** begin RECORDS SHOWN **
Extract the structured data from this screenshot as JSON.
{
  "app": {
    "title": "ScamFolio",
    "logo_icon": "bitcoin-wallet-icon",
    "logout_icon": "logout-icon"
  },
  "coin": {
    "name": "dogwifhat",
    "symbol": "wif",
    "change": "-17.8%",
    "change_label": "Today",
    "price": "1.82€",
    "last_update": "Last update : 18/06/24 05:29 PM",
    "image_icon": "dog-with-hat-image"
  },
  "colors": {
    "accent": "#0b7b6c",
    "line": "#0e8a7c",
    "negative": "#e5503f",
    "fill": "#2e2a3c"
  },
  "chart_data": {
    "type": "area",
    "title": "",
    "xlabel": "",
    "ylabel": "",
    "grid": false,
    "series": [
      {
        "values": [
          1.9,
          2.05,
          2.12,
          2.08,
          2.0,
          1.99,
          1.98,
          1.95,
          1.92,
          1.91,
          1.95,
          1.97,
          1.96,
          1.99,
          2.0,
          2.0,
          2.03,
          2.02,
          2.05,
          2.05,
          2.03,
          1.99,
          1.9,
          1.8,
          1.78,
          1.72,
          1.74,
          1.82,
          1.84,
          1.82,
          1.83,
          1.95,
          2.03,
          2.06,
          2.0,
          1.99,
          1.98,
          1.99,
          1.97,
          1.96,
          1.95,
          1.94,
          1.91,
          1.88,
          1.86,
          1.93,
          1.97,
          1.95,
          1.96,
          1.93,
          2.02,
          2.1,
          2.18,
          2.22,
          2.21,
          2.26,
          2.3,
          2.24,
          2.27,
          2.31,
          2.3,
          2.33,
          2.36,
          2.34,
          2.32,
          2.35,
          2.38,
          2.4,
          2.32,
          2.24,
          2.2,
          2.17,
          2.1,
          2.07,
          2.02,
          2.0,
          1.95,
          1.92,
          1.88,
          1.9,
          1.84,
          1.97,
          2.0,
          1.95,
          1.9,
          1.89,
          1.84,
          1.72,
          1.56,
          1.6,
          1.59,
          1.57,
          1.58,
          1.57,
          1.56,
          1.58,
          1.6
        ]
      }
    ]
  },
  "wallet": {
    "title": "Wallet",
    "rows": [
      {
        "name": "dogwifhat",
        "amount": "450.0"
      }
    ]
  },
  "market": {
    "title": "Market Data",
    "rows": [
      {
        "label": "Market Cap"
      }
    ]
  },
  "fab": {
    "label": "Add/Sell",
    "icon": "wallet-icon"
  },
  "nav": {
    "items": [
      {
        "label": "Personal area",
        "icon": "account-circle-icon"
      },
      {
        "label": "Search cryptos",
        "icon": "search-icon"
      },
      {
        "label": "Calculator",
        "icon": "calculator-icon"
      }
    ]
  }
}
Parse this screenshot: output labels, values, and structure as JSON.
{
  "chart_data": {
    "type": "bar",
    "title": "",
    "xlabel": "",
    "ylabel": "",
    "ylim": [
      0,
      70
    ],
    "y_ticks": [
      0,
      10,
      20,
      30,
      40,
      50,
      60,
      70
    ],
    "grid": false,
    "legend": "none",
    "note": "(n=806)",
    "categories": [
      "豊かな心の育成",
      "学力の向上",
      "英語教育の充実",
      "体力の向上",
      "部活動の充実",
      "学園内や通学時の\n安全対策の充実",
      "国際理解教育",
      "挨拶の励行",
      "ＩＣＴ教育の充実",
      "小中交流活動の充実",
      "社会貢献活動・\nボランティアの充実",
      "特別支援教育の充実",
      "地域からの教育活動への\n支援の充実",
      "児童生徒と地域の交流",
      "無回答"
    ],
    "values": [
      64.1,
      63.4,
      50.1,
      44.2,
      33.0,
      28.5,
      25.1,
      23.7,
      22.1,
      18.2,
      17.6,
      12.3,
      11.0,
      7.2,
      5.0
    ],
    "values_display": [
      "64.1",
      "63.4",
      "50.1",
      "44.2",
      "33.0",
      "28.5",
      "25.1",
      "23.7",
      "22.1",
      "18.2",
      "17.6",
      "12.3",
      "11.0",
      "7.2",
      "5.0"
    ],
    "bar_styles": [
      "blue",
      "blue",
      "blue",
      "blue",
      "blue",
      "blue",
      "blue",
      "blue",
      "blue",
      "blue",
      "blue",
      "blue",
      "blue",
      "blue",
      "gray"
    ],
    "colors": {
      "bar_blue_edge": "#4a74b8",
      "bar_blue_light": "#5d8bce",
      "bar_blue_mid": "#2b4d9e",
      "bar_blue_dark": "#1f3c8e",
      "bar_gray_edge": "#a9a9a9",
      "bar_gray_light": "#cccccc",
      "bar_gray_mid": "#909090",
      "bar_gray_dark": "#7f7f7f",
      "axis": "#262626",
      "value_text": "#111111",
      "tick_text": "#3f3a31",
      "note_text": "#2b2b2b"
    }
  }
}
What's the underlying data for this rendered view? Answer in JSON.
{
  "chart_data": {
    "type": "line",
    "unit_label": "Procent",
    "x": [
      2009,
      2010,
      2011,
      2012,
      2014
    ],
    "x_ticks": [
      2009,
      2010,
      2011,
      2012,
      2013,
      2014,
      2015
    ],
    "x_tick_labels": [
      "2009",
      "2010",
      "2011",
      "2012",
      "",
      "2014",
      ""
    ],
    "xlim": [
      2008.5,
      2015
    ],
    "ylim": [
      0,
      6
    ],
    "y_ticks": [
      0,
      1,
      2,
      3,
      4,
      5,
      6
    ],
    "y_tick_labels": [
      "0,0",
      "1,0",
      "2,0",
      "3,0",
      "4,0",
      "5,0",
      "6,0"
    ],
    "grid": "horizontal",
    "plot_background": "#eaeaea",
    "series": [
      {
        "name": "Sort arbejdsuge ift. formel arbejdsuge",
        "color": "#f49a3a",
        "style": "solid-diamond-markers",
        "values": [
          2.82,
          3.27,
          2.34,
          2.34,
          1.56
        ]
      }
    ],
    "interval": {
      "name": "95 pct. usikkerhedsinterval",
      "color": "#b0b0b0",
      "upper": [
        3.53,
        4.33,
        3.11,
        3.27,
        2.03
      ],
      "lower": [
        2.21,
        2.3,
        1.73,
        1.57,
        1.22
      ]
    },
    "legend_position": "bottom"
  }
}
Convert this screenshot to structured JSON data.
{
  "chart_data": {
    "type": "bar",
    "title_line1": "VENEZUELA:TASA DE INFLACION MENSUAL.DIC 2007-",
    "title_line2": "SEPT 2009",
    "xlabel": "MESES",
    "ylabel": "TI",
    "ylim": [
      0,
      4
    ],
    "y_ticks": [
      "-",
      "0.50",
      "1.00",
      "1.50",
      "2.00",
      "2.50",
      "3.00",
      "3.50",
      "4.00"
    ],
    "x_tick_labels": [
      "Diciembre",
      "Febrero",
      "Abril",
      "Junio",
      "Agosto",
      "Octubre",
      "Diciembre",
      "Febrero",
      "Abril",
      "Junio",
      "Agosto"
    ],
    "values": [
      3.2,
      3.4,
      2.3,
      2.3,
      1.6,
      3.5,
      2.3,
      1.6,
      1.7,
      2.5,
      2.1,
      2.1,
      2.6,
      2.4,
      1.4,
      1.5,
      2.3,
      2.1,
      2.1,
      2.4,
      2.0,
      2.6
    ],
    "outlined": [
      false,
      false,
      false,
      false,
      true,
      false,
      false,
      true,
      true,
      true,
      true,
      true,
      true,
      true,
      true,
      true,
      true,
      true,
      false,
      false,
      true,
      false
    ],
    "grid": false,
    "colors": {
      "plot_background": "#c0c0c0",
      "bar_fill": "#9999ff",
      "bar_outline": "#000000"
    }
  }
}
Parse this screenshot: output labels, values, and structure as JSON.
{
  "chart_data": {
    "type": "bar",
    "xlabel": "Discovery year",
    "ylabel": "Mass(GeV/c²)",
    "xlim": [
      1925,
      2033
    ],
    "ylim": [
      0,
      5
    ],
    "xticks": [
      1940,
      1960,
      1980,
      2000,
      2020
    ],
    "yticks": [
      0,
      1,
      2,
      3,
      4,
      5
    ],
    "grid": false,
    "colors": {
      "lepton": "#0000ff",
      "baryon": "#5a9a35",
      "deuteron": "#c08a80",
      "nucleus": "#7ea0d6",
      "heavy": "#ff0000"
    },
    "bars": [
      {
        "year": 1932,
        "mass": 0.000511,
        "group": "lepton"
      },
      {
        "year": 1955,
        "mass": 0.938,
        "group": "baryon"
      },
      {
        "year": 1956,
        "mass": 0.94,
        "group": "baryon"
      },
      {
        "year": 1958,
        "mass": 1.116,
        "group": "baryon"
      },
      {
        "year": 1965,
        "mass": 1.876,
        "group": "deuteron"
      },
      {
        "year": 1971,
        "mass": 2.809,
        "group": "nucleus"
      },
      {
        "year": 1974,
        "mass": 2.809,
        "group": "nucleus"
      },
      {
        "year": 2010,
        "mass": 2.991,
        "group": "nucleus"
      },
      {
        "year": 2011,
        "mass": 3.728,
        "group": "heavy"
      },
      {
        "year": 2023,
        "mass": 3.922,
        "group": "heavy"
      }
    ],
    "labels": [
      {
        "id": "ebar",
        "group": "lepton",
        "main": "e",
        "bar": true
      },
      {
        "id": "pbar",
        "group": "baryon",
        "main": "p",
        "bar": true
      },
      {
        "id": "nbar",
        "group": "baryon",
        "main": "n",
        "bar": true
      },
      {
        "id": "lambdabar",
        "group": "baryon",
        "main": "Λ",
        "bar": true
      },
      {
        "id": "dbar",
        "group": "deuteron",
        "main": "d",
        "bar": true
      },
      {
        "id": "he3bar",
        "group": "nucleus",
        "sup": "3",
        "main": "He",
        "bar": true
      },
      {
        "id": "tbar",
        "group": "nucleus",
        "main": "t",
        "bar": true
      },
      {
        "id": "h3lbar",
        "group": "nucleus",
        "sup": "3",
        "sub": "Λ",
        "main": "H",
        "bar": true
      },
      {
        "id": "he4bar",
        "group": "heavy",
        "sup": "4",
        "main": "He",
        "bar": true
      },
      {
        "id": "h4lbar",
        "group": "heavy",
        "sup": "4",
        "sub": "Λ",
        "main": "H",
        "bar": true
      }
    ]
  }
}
** end RECORDS SHOWN **
Looking at the listing above, how many of its lines contain the string "JSON"? Give the number alone.

[SOLUTION FOR THIS TASK]
5